Repeat the records from the line with "label-bapp[interactable]: BAPP [474, 340, 513, 358]" to the line with "photos-icon[interactable] [398, 727, 416, 745]", including both of those lines.

--- BEGIN ---

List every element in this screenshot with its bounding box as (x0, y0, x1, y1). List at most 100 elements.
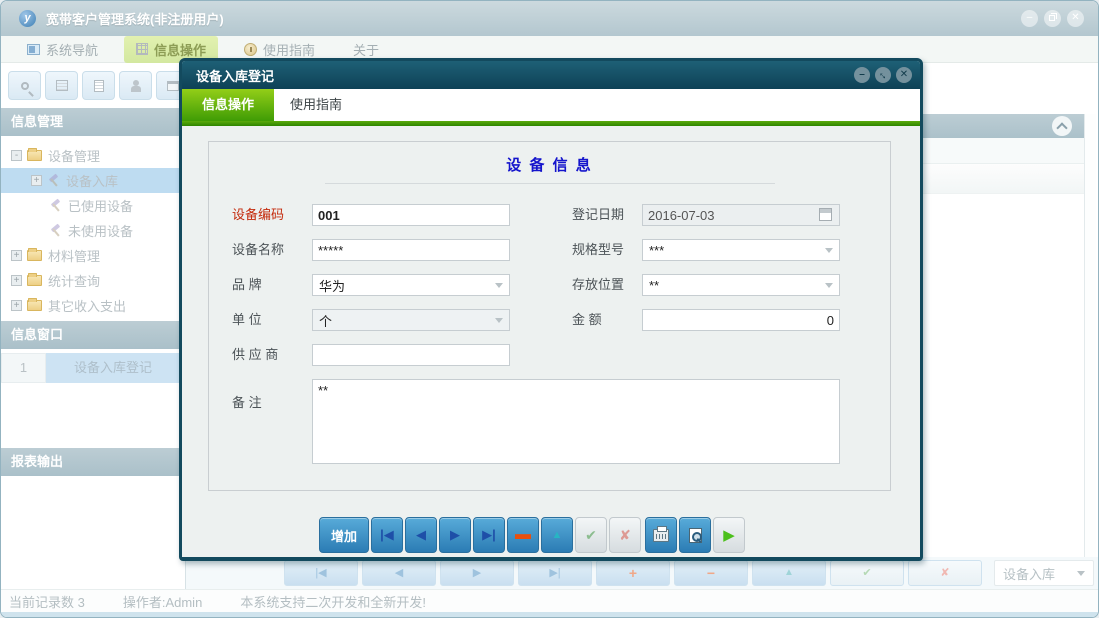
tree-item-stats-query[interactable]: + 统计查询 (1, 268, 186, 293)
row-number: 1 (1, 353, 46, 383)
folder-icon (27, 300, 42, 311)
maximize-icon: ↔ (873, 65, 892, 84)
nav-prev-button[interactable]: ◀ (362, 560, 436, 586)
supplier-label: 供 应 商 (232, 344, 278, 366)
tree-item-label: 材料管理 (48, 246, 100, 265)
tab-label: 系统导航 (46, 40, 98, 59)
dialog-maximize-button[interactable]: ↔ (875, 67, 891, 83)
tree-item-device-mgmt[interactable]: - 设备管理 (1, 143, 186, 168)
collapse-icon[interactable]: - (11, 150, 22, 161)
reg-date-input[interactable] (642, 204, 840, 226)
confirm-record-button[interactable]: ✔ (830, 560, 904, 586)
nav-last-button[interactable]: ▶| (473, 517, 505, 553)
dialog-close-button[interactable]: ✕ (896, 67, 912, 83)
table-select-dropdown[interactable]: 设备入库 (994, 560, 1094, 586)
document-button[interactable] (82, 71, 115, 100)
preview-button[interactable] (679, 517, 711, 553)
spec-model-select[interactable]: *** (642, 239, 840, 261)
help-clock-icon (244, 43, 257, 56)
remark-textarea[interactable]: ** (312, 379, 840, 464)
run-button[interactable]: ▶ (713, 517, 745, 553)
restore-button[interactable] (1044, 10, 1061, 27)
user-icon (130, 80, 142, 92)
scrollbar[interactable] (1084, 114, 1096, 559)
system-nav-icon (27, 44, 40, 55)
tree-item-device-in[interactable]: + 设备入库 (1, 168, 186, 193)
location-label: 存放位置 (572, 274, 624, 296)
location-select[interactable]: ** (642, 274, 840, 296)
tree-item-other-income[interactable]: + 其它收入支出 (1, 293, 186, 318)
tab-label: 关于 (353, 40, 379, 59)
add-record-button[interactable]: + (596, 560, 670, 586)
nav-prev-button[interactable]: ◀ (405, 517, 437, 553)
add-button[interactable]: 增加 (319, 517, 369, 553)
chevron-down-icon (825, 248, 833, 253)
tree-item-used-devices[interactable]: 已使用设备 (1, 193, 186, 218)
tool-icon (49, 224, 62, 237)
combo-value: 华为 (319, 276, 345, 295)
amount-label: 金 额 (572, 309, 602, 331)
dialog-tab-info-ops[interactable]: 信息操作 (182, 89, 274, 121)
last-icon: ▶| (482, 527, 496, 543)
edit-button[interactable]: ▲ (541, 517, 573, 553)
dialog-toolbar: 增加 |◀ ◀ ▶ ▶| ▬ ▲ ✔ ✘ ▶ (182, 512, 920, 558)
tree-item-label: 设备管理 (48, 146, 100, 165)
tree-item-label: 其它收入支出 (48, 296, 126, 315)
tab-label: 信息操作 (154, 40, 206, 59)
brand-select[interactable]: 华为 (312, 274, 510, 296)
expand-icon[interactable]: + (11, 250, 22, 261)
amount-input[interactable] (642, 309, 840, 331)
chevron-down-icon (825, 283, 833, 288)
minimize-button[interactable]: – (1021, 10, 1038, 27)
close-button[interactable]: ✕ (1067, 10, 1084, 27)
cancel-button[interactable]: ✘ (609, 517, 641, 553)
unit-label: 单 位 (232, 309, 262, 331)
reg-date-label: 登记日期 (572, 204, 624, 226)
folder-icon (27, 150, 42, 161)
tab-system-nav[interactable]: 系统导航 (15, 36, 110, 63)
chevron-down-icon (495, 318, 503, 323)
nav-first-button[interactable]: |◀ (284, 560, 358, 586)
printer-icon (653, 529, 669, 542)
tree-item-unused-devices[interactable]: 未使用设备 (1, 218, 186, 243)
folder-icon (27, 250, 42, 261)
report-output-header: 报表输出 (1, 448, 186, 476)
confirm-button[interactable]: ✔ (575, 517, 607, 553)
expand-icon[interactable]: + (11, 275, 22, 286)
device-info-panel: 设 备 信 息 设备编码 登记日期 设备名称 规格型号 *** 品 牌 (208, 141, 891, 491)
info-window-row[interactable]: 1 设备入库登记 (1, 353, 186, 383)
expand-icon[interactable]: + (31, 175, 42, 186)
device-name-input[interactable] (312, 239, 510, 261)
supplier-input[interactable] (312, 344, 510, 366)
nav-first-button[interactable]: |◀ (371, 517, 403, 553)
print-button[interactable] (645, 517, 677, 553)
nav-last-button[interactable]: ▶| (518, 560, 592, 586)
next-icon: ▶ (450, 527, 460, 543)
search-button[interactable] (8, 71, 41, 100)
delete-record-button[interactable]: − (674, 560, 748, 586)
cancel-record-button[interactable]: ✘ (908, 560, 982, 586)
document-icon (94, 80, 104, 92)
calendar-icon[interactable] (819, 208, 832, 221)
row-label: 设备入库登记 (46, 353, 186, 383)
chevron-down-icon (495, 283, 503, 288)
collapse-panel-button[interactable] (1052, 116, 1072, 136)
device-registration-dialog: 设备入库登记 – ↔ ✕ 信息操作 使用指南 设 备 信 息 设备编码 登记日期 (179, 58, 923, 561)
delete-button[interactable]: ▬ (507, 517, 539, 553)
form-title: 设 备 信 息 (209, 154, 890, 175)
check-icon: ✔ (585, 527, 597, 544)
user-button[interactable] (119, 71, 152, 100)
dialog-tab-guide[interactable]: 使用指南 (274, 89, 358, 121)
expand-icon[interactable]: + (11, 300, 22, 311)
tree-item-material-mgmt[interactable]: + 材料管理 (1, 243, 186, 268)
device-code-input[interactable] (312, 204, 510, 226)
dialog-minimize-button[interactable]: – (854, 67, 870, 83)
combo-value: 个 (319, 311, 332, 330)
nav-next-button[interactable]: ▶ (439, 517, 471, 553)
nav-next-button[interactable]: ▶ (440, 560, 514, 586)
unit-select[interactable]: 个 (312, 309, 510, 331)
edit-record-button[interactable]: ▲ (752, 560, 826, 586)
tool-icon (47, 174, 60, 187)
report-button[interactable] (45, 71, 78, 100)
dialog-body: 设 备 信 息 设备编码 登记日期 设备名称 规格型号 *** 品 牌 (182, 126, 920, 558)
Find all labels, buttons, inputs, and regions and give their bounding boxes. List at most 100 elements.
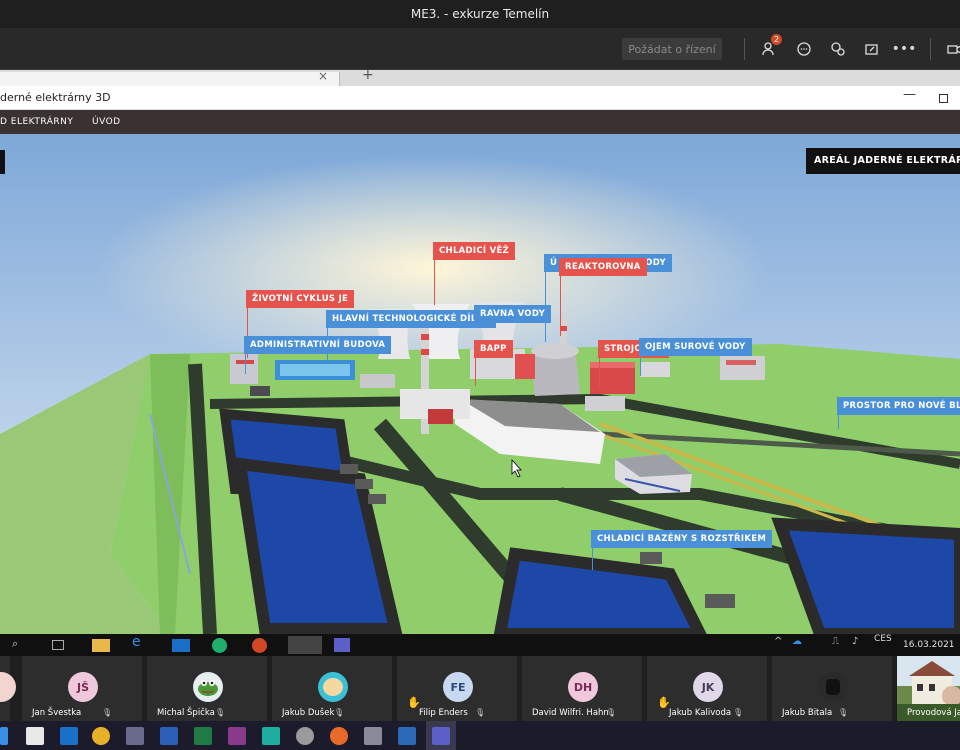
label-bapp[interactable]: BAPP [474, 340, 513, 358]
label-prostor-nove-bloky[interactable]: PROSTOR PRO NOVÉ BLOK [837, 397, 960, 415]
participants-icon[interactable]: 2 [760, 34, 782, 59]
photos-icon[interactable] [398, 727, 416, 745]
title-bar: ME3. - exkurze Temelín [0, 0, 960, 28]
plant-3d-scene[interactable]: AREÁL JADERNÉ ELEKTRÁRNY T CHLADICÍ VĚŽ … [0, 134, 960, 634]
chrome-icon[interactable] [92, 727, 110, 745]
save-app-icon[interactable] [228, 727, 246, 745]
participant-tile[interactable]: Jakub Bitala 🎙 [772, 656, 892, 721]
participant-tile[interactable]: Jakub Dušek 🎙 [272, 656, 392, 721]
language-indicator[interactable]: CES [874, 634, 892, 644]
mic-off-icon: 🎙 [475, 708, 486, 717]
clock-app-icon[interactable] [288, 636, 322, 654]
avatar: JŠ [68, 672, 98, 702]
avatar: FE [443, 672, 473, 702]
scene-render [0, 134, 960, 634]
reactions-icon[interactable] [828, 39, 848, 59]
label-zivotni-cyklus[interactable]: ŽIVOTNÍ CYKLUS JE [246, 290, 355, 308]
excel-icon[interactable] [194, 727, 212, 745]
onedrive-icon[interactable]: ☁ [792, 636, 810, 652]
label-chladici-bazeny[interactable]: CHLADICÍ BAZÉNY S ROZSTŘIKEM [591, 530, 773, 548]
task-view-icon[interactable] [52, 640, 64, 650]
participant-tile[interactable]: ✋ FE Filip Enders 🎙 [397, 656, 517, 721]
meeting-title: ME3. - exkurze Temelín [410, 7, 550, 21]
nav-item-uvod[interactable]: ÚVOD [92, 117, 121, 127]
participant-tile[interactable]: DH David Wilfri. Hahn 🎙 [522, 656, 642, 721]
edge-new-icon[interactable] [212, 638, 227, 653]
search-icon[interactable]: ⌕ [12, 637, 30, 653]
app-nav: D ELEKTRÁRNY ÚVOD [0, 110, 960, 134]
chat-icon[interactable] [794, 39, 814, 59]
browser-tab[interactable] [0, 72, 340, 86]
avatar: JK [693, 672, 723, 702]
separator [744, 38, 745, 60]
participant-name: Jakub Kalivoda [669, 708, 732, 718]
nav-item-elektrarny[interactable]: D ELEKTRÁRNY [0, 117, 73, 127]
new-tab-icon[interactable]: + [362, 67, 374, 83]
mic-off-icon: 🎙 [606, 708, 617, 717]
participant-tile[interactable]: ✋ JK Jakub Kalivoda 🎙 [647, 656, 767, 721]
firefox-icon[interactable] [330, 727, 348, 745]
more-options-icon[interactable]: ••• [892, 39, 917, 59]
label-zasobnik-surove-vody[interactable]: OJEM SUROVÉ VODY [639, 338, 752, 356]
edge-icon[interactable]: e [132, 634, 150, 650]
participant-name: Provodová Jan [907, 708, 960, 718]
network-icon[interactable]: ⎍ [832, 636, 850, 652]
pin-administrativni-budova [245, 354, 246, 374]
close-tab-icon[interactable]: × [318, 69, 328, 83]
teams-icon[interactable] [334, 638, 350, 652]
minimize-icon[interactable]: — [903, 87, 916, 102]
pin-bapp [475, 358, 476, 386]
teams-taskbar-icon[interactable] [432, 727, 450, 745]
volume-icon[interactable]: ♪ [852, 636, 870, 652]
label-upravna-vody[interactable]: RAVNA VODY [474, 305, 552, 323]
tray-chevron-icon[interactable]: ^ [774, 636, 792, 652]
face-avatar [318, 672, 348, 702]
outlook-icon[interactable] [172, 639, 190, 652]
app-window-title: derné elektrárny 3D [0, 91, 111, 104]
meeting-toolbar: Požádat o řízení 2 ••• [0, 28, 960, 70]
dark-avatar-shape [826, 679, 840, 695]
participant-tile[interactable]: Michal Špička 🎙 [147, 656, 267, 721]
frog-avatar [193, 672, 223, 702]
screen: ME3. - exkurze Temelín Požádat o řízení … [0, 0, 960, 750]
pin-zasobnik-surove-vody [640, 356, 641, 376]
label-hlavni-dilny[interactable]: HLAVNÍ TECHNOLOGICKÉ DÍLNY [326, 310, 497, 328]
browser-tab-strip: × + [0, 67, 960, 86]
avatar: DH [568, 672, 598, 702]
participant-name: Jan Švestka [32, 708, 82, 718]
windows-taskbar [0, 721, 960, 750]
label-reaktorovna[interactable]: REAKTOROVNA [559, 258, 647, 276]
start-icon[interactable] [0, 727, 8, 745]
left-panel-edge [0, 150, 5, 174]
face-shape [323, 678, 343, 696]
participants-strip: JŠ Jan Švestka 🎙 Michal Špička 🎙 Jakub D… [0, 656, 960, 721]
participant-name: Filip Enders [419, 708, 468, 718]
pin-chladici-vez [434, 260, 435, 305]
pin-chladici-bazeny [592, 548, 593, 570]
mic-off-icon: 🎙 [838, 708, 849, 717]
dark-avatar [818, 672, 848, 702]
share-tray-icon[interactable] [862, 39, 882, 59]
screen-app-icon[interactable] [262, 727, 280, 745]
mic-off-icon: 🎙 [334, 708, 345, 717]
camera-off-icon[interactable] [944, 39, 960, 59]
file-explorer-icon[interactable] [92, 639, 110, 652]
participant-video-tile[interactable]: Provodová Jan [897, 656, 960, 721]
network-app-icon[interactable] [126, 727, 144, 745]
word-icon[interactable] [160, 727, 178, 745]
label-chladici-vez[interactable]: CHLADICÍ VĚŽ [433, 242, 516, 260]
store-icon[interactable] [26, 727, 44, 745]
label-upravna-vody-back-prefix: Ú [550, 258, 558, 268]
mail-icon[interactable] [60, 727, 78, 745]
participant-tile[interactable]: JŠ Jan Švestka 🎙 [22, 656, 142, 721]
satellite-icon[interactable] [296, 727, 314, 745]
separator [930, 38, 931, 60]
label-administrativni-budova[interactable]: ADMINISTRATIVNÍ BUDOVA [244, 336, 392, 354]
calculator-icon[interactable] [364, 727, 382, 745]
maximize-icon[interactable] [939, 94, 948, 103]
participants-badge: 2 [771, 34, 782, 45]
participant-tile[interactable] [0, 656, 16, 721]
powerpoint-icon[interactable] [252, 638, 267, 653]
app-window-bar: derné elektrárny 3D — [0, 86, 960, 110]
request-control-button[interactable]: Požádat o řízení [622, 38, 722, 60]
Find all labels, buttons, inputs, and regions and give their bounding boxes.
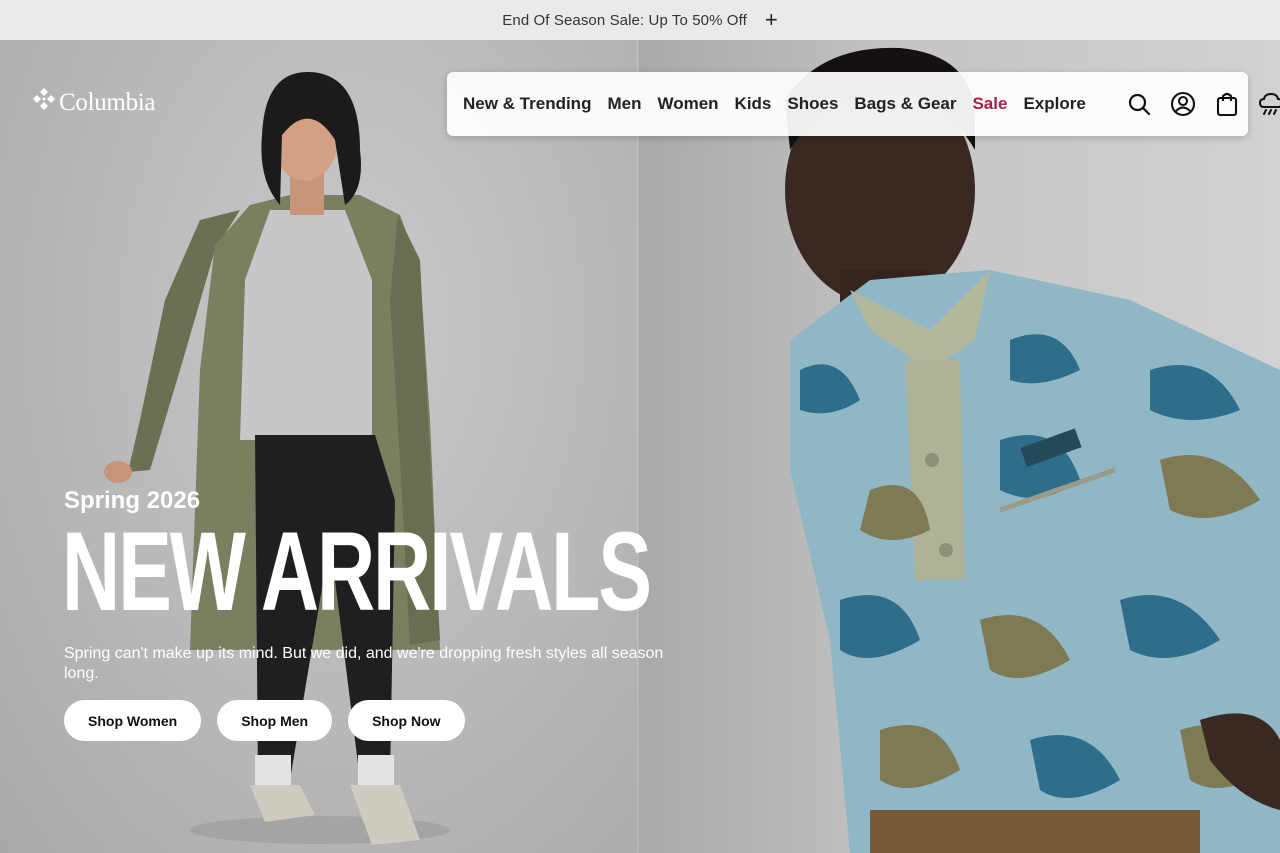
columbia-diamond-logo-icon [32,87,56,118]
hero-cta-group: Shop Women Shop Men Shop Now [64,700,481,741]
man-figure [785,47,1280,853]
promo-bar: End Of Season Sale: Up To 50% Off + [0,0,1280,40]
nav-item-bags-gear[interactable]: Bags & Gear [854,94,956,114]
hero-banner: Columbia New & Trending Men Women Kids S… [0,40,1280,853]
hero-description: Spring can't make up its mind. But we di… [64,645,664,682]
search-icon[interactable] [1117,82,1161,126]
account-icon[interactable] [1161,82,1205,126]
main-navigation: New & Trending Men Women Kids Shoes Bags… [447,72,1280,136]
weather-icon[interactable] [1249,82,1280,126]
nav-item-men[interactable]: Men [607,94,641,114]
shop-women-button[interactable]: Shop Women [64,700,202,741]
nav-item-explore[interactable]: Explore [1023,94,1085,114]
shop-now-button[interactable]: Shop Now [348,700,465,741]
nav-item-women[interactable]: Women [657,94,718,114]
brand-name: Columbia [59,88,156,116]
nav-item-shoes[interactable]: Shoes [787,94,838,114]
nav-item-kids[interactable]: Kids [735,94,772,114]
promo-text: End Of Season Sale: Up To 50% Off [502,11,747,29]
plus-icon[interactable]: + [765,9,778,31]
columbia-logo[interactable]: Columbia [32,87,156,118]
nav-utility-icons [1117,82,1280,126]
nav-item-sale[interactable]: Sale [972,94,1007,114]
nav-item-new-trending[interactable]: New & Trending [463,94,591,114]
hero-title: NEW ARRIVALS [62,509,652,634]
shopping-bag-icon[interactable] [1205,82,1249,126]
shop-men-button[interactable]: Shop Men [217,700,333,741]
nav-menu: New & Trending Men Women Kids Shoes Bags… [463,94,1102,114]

--- END ---

Answer in full:
label-bapp[interactable]: BAPP [474, 340, 513, 358]
label-prostor-nove-bloky[interactable]: PROSTOR PRO NOVÉ BLOK [837, 397, 960, 415]
participants-icon[interactable]: 2 [760, 34, 782, 59]
photos-icon[interactable] [398, 727, 416, 745]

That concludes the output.